— GOAL —
In the records below, find each line containing the word "UPFC" and copy it.

[BEGIN EXERCISE MATERIALS]

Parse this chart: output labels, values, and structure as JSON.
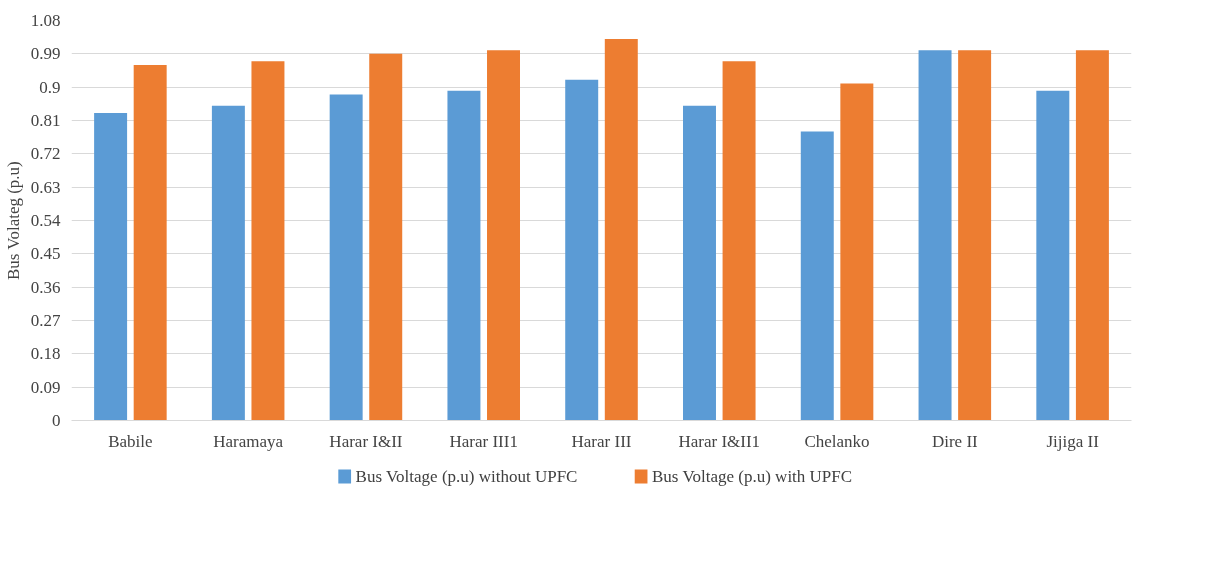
{
  "chart_data": {
    "type": "bar",
    "ylabel": "Bus Volateg (p.u)",
    "categories": [
      "Babile",
      "Haramaya",
      "Harar I&II",
      "Harar III1",
      "Harar III",
      "Harar I&II1",
      "Chelanko",
      "Dire II",
      "Jijiga II"
    ],
    "series": [
      {
        "name": "Bus Voltage  (p.u) without UPFC",
        "color": "#5b9bd5",
        "values": [
          0.83,
          0.85,
          0.88,
          0.89,
          0.92,
          0.85,
          0.78,
          1.0,
          0.89
        ]
      },
      {
        "name": "Bus Voltage  (p.u) with UPFC",
        "color": "#ed7d31",
        "values": [
          0.96,
          0.97,
          0.99,
          1.0,
          1.03,
          0.97,
          0.91,
          1.0,
          1.0
        ]
      }
    ],
    "ylim": [
      0,
      1.08
    ],
    "yticks": [
      0,
      0.09,
      0.18,
      0.27,
      0.36,
      0.45,
      0.54,
      0.63,
      0.72,
      0.81,
      0.9,
      0.99,
      1.08
    ],
    "grid": "y",
    "legend": "bottom"
  }
}
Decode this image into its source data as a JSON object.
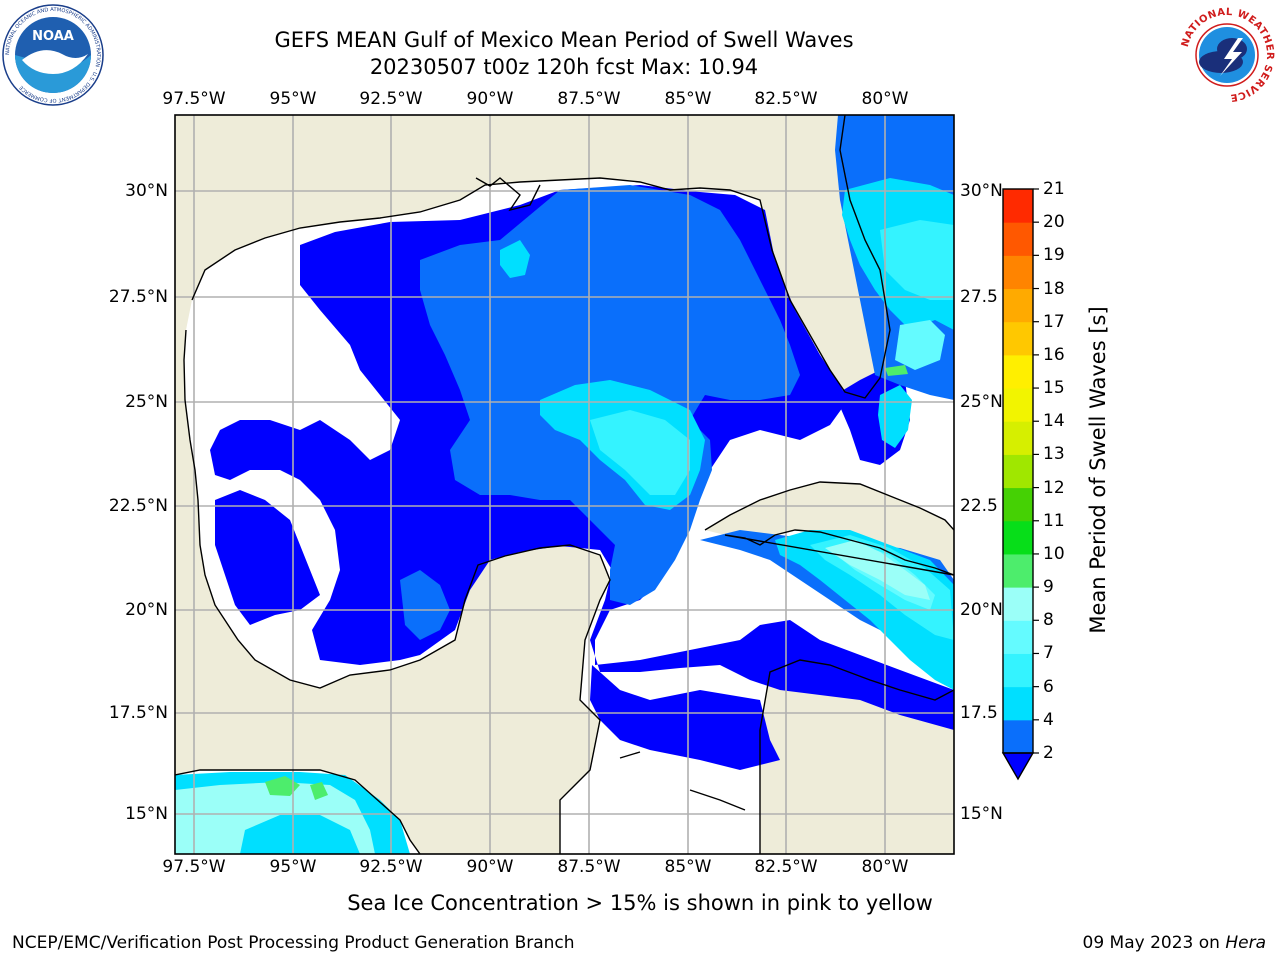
{
  "title": {
    "line1": "GEFS MEAN Gulf of Mexico Mean Period of Swell Waves",
    "line2": "20230507 t00z 120h fcst   Max: 10.94"
  },
  "map": {
    "lon_labels": [
      "97.5°W",
      "95°W",
      "92.5°W",
      "90°W",
      "87.5°W",
      "85°W",
      "82.5°W",
      "80°W"
    ],
    "lat_labels_left": [
      "30°N",
      "27.5°N",
      "25°N",
      "22.5°N",
      "20°N",
      "17.5°N",
      "15°N"
    ],
    "lat_labels_right": [
      "30°N",
      "27.5",
      "25°N",
      "22.5",
      "20°N",
      "17.5",
      "15°N"
    ],
    "land_color": "#eeecd9",
    "sea_default": "#ffffff"
  },
  "colorbar": {
    "label": "Mean Period of Swell Waves [s]",
    "ticks": [
      "2",
      "4",
      "6",
      "7",
      "8",
      "9",
      "10",
      "11",
      "12",
      "13",
      "14",
      "15",
      "16",
      "17",
      "18",
      "19",
      "20",
      "21"
    ],
    "colors": [
      "#0a6ffb",
      "#00dfff",
      "#34f3ff",
      "#64fbff",
      "#9bfff8",
      "#4ded6c",
      "#07de19",
      "#45d104",
      "#a0e700",
      "#d6ef00",
      "#f2f400",
      "#ffef00",
      "#ffc800",
      "#ffaa00",
      "#ff8400",
      "#ff5800",
      "#ff2a00"
    ],
    "under_color": "#0000ff"
  },
  "caption": "Sea Ice Concentration > 15% is shown in pink to yellow",
  "footer": {
    "left": "NCEP/EMC/Verification Post Processing Product Generation Branch",
    "right_date": "09 May 2023 on",
    "right_host": "Hera"
  },
  "logos": {
    "noaa": "NOAA",
    "noaa_ring": "NATIONAL OCEANIC AND ATMOSPHERIC ADMINISTRATION · U.S. DEPARTMENT OF COMMERCE",
    "nws_ring": "NATIONAL WEATHER SERVICE"
  }
}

[END EXERCISE MATERIALS]

— COMPLETE RESPONSE —
        "name": "Bus Voltage  (p.u) without UPFC",
        "name": "Bus Voltage  (p.u) with UPFC",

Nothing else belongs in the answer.